WORK ITEM -
Pick every line out of the entries below that has the string "home", and copy it.

(EXTRACTED DATA Opens)

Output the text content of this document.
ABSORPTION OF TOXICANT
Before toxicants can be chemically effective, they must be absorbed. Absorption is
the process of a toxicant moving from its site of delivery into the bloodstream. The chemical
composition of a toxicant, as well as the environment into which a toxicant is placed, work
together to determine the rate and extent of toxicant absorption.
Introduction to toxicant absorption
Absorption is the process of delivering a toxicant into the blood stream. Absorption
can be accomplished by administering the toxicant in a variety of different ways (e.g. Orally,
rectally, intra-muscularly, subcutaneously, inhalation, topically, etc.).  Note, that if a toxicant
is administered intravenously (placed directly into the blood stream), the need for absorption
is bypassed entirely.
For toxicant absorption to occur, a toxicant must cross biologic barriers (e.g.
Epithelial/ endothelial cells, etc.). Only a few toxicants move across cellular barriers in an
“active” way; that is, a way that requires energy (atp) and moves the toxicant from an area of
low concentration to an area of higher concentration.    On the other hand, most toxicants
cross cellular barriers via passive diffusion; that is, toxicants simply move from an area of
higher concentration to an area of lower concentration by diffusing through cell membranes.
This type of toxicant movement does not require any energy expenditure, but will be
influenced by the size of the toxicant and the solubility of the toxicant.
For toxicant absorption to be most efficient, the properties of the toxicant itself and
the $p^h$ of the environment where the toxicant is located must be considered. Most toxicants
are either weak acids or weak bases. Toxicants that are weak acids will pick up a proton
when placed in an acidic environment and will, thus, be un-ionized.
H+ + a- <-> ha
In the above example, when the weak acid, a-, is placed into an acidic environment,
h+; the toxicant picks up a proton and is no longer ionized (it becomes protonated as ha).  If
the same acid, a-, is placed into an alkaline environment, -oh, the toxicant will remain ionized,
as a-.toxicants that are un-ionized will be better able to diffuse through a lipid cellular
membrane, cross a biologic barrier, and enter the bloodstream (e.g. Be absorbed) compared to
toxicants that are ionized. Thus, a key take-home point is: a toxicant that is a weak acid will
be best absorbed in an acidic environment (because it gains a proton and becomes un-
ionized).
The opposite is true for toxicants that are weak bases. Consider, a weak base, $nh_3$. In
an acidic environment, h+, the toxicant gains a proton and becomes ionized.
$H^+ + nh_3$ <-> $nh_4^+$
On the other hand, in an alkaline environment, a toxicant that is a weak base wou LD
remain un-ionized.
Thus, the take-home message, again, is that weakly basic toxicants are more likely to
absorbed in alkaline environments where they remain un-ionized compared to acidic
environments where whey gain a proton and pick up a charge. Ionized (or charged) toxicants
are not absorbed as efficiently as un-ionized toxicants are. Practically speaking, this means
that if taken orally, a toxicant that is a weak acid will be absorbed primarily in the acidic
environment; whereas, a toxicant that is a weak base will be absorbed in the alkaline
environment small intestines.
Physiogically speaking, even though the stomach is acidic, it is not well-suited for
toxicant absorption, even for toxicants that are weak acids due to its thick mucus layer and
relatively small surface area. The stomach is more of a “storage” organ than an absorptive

(EXTRACTED DATA Closes)

ANSWER BOX -
toxicants that are ionized. Thus, a key take-home point is: a toxicant that is a weak acid will
Thus, the take-home message, again, is that weakly basic toxicants are more likely to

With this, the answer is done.